▶ _TEXT TO READ_:
______________________________
So, as I said earlier, Mrs. JapanThis and I have done many shichi fukujin walks. This year we decided to do the Fukagawa Shichi Fukujin Meguri. Fukagawa is a very shitamachi area and even boasts a fantastic museum called 深川江戸資料館 Fukagawa Edo Shiryōkan Fukagawa Edo Museum which reconstructs a block of Edo Period Fukagawa and brings a little bit of Edo to life – highly recommended. Because the area was in the heart of Edo, it wasn’t surprising to find out that it’s one of the easiest shichi fukujin courses. It took us no more than 2 hours to walk the whole thing. They started us at Monzen Nakachō Station[ix] and marked the entire path with flags so that we didn’t need any maps or any GPS (even if we did get lost, there were groups of old people being led by cute tour guides waving flags – they’re easy enough to follow).

Monzen-Nakacho

“Mon’naka” Station.
Every time I visit an area I’ve written about it’s like seeing an old friend.
Hello, old friend!

Then we entered Tomioka Hachiman-gū. At the entrance was a massive stone lantern. Its size reminded me of the Monster Lantern in Ueno Park – but the Monster Lantern is much bigger. Still, it’s pretty cool to see a stone lantern of this size. We ventured around to the left hand side of the 本殿 honden main hall of Tomioka Hachiman-gū and found a small grove with 3 stalls housing 3 kami, the middlemost kami was Ebisu.

The giant stone lantern at the entrance to Tomioka Hachimangu.

The giant stone lantern at the entrance to Tomioka Hachimangu.

The main hall of Tomioka Hachimangu!

The main hall of Tomioka Hachimangu!
Notice the group of salarymen walking together.
______________________________
▶ _INFORMATION PROVIDED_:
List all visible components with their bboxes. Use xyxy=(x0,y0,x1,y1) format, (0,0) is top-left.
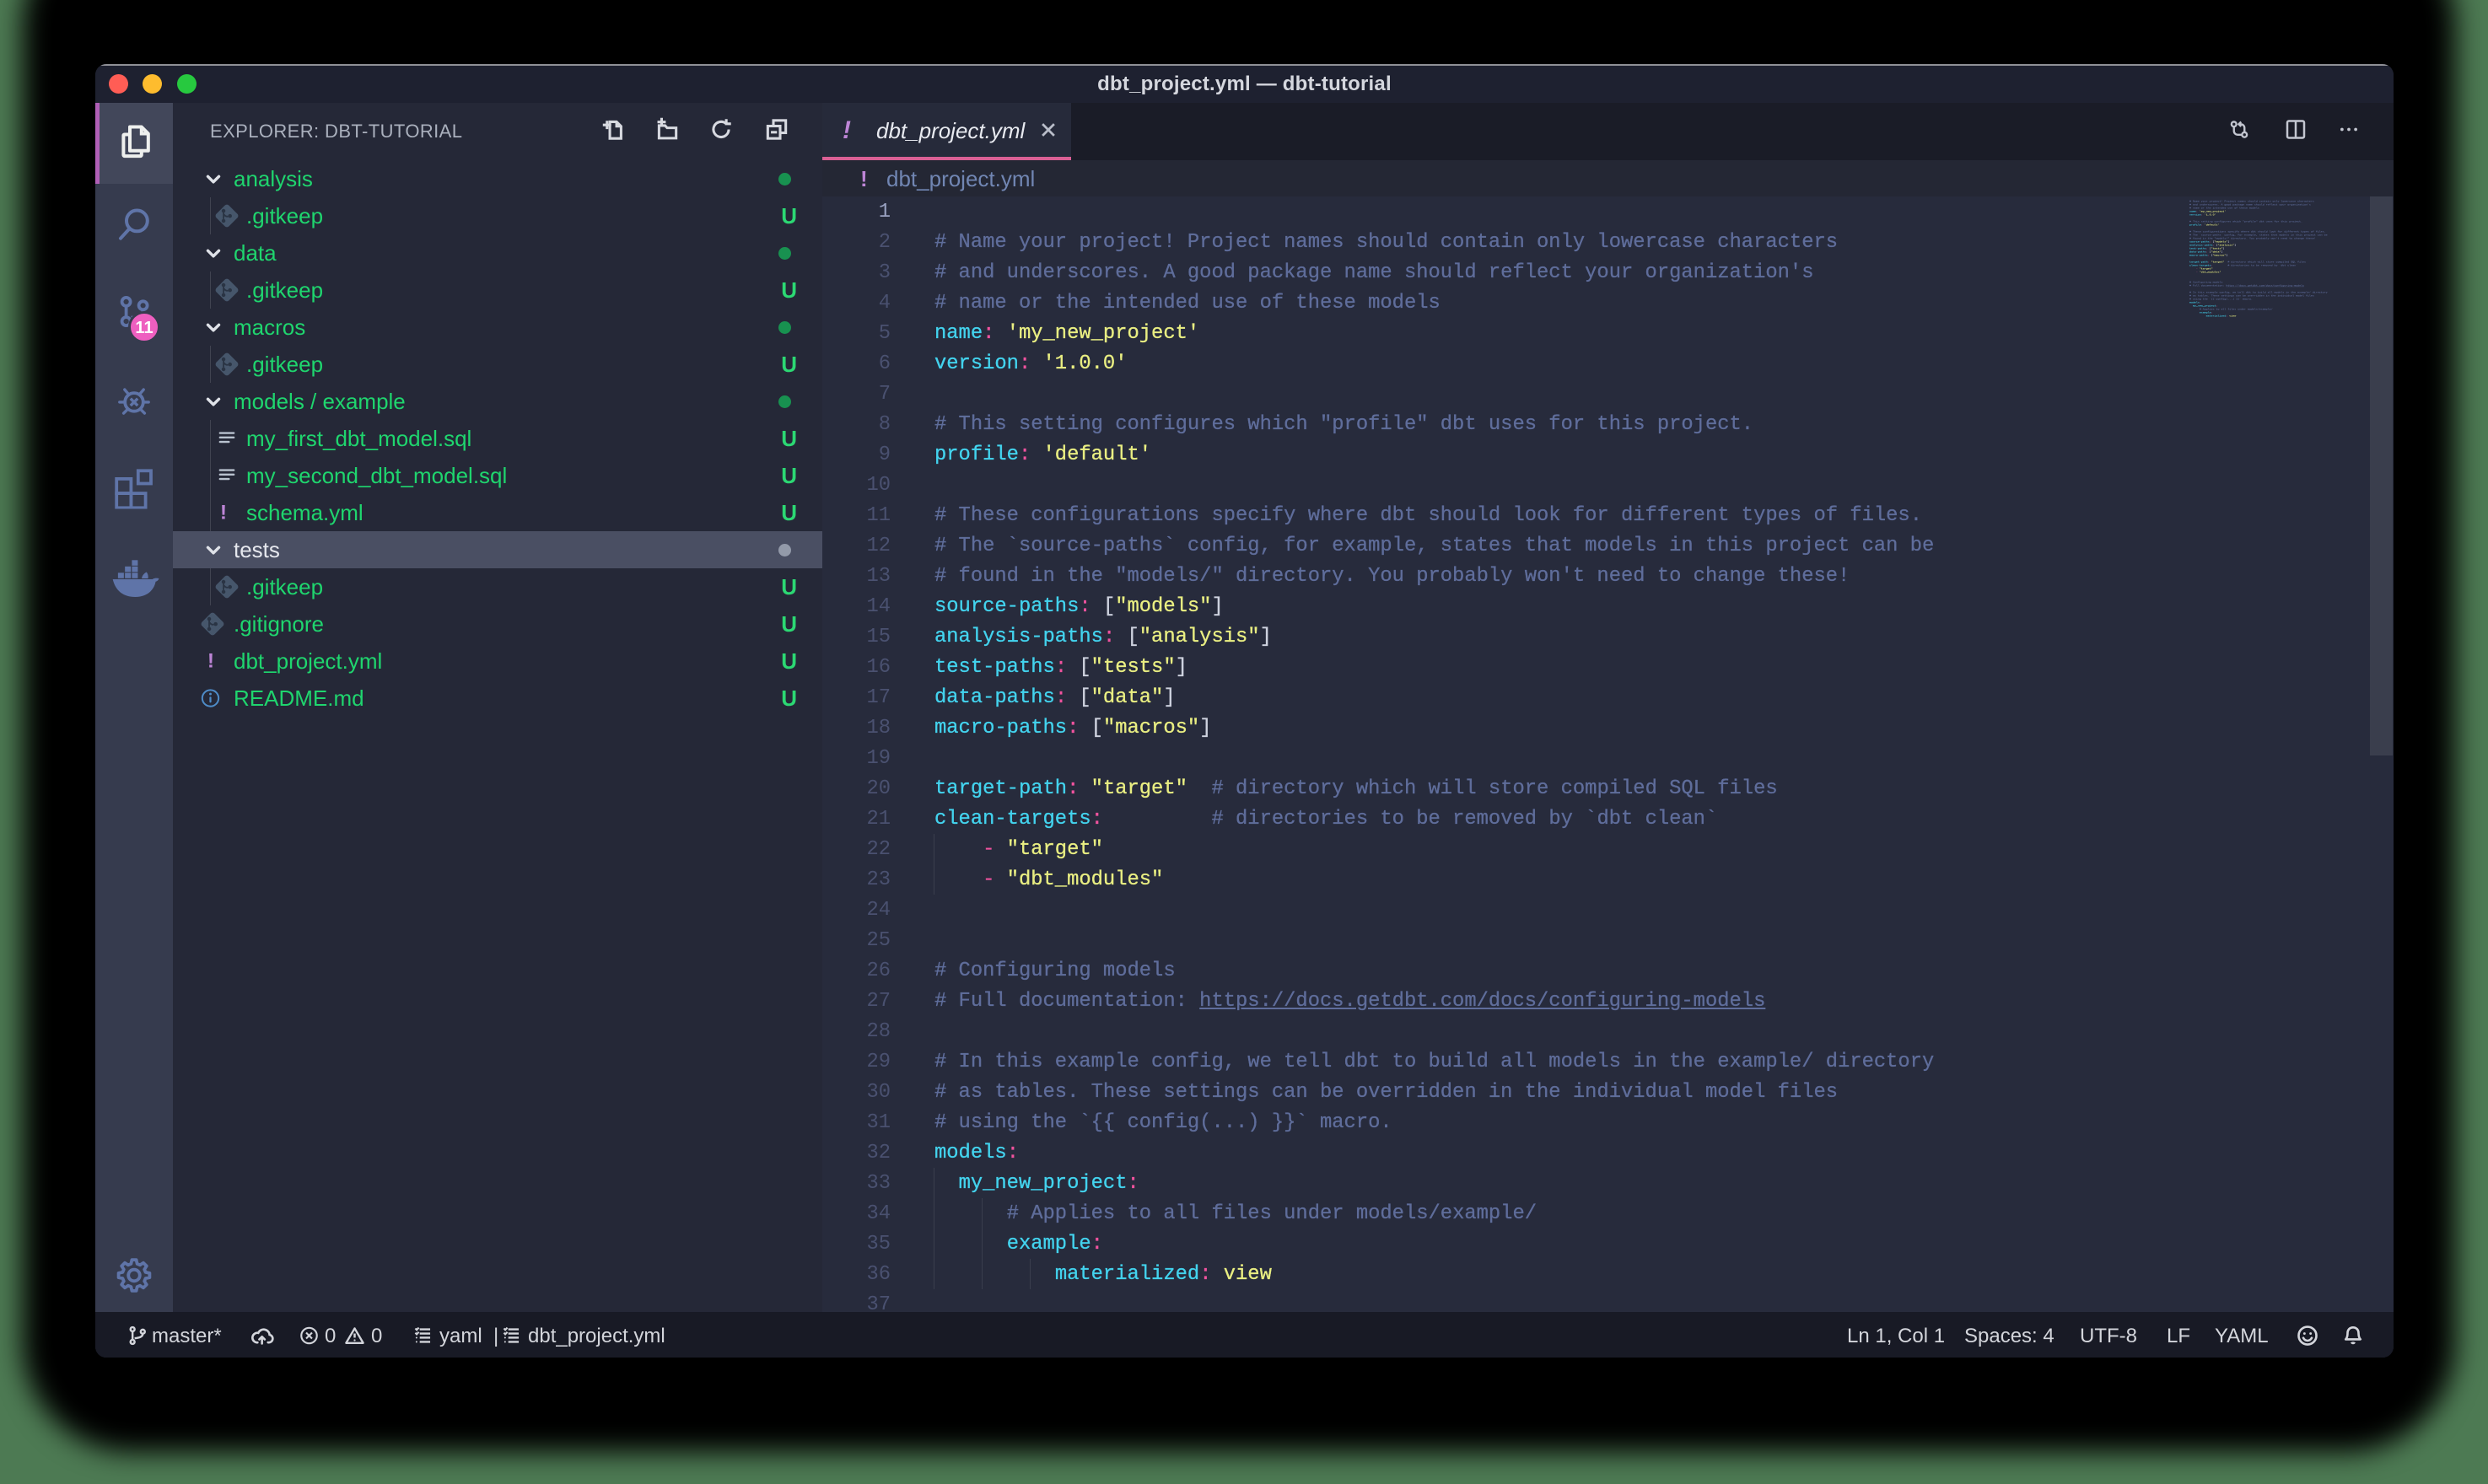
svg-text:!: ! xyxy=(207,650,214,673)
svg-text:!: ! xyxy=(220,502,227,524)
______________________________
▶ _WHAT THE TASK ASKS_:
Using the Fukagawa walk text, say yes or no to whether each statement agrees with it, and quote the words that decide each one: (a) The whole walk took more than two hours. (b) The stone lantern at the entrance to Tomioka Hachiman-gū is bigger than the Monster Lantern in Ueno Park. (c) Of the three kami in the grove beside the main hall, Ebisu was the one in the middle.

▶ _FINAL RESULT_:
(a) No: "It took us no more than 2 hours to walk the whole thing."
(b) No: "but the Monster Lantern is much bigger."
(c) Yes: "the middlemost kami was Ebisu."